Only the number is wanted: tally the lines below that contain the word "Ctrl".

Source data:
+ + + +

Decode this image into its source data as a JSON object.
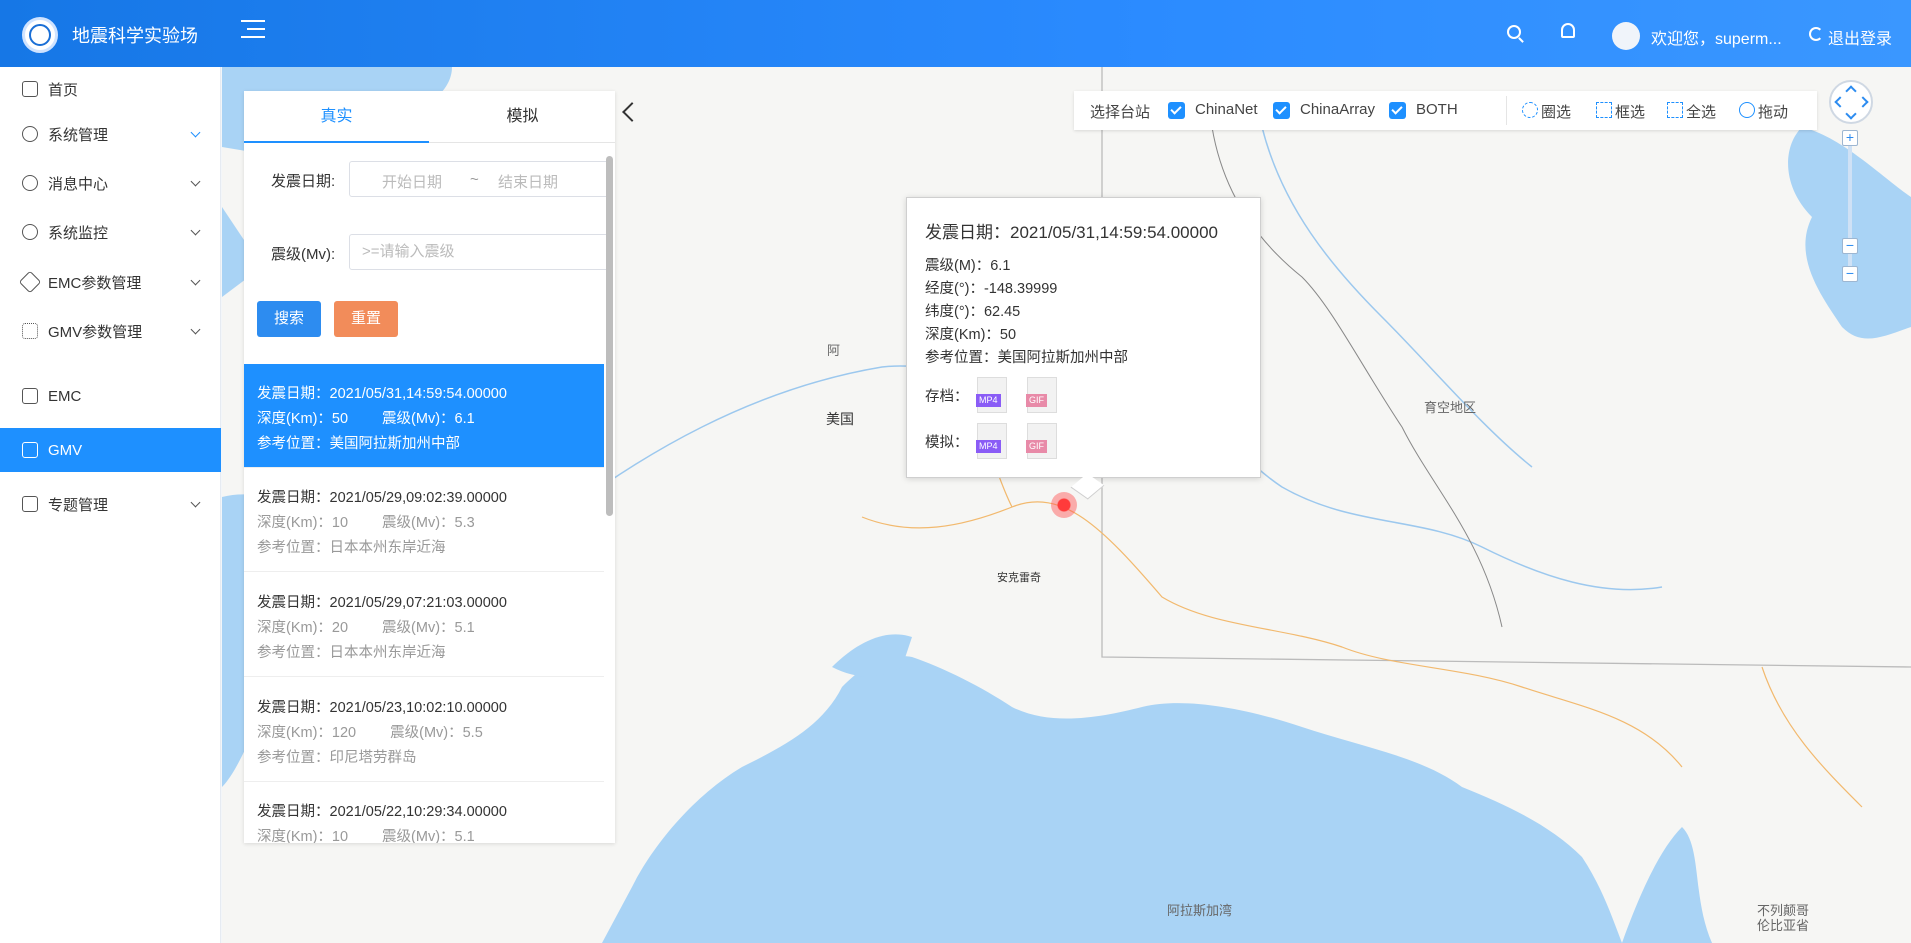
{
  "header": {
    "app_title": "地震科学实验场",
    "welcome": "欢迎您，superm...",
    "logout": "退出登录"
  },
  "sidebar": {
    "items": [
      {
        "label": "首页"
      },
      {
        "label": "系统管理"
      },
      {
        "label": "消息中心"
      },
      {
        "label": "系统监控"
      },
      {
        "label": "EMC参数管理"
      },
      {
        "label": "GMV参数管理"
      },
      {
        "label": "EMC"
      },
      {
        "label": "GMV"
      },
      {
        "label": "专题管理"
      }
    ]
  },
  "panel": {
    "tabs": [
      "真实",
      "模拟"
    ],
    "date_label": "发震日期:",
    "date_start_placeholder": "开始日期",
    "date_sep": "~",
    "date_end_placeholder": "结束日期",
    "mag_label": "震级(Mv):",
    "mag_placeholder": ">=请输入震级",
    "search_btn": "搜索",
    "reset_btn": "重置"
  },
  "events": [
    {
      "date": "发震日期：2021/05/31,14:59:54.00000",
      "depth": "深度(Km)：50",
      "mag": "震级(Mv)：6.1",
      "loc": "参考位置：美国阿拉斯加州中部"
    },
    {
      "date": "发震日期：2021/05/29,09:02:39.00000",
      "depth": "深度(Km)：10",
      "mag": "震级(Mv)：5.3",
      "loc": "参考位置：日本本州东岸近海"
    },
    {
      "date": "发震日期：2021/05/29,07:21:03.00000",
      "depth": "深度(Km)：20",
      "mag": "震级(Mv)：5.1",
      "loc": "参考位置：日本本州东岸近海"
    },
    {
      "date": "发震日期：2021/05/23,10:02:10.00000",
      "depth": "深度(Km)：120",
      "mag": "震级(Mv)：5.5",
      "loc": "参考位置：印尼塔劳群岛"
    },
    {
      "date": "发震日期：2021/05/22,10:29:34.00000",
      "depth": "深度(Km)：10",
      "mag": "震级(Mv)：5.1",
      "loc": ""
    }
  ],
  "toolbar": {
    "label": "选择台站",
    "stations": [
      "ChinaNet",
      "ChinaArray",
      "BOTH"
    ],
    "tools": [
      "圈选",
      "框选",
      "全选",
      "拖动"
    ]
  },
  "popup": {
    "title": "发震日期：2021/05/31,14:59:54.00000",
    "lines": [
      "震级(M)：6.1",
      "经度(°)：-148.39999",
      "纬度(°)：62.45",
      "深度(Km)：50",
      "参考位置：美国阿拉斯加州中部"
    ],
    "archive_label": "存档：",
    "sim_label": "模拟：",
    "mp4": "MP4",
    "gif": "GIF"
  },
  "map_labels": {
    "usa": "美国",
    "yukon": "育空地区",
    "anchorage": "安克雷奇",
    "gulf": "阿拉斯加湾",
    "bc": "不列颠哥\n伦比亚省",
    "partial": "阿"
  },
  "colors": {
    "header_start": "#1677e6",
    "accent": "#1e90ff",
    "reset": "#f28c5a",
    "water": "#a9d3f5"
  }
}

+ + + +

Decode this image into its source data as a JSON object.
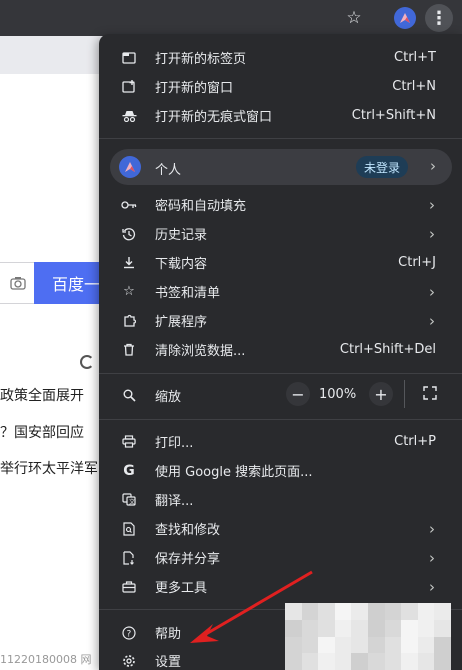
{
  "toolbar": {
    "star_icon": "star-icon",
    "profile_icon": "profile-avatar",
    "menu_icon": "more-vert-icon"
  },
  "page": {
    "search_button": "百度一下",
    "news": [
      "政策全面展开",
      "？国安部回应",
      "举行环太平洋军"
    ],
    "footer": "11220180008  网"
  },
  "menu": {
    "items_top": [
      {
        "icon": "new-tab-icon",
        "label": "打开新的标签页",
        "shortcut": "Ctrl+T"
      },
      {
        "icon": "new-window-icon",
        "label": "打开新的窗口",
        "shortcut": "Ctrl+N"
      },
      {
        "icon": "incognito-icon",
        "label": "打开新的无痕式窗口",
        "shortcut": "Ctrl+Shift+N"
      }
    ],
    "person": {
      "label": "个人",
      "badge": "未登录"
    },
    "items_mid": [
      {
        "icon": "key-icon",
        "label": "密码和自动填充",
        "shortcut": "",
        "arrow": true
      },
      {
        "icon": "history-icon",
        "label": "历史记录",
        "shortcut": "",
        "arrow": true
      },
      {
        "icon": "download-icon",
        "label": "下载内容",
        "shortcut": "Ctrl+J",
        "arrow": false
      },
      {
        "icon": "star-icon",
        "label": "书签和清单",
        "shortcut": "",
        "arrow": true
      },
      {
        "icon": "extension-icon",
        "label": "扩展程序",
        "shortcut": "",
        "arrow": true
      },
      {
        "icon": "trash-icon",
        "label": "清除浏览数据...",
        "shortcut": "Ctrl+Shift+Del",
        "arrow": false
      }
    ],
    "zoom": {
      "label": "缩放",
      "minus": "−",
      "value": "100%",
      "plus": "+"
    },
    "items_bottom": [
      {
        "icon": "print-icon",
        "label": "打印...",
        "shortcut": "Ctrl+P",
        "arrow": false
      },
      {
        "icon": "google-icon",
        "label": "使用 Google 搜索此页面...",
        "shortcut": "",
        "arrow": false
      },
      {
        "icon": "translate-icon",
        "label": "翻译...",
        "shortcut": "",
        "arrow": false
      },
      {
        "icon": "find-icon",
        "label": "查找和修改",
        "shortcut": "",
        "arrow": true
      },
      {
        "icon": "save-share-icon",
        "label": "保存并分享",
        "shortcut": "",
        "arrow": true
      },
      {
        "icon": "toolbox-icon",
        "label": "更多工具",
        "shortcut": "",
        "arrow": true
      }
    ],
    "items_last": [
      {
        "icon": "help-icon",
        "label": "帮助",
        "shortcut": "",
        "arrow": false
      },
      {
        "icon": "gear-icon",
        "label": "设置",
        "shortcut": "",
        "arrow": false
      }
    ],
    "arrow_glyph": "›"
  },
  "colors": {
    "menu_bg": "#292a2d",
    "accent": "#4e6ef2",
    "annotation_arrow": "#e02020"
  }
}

+ + + +

The response: 6